## EXERCISE
Find and copy every line in the records that includes the string "verplaatsen".
● ● ●
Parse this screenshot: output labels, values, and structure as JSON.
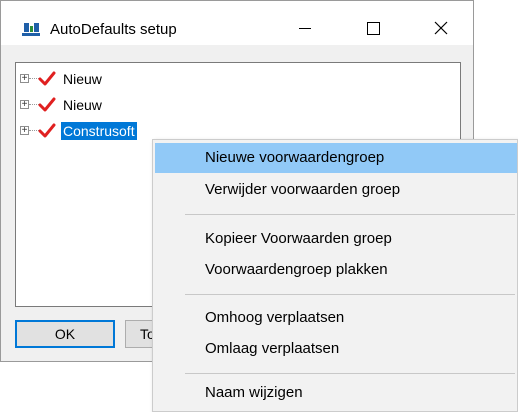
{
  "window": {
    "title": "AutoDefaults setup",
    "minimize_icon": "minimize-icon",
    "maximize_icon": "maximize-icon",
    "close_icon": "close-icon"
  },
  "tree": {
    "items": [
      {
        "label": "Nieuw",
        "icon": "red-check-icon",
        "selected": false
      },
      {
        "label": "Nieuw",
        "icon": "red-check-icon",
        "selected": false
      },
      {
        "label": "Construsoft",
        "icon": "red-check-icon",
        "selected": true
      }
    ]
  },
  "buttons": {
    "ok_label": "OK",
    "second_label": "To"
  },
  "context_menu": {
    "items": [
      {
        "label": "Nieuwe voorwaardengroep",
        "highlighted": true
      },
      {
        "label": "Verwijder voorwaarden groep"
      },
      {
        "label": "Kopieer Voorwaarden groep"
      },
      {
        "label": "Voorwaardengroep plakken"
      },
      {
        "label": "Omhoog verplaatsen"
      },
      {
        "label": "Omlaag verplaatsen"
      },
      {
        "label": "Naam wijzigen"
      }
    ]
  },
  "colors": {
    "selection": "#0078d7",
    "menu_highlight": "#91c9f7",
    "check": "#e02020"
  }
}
● ● ●
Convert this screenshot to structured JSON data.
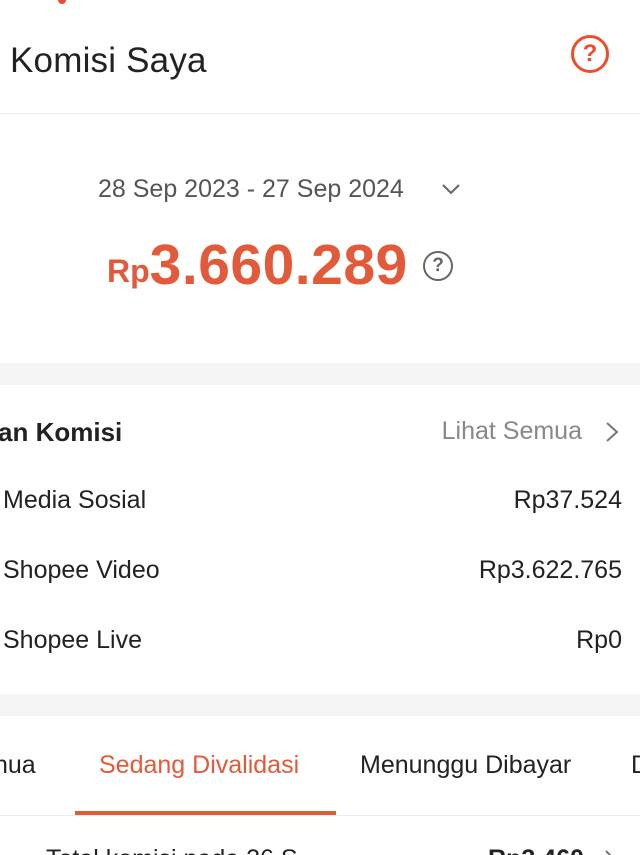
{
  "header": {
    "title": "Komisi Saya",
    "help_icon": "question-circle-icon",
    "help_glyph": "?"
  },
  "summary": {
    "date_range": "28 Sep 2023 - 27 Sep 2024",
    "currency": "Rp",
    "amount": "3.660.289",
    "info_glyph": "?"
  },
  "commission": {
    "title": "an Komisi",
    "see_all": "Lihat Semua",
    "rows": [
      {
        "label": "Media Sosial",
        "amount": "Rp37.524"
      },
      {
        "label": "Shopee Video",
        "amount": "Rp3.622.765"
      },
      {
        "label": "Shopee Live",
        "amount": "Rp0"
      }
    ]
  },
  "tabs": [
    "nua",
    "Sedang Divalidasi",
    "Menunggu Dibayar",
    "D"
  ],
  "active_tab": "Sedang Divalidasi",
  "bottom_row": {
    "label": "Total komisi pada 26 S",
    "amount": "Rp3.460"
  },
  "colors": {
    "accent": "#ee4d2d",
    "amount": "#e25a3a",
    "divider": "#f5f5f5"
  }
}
● ● ●
## OUTPUT
        "label": "Omhoog verplaatsen"
        "label": "Omlaag verplaatsen"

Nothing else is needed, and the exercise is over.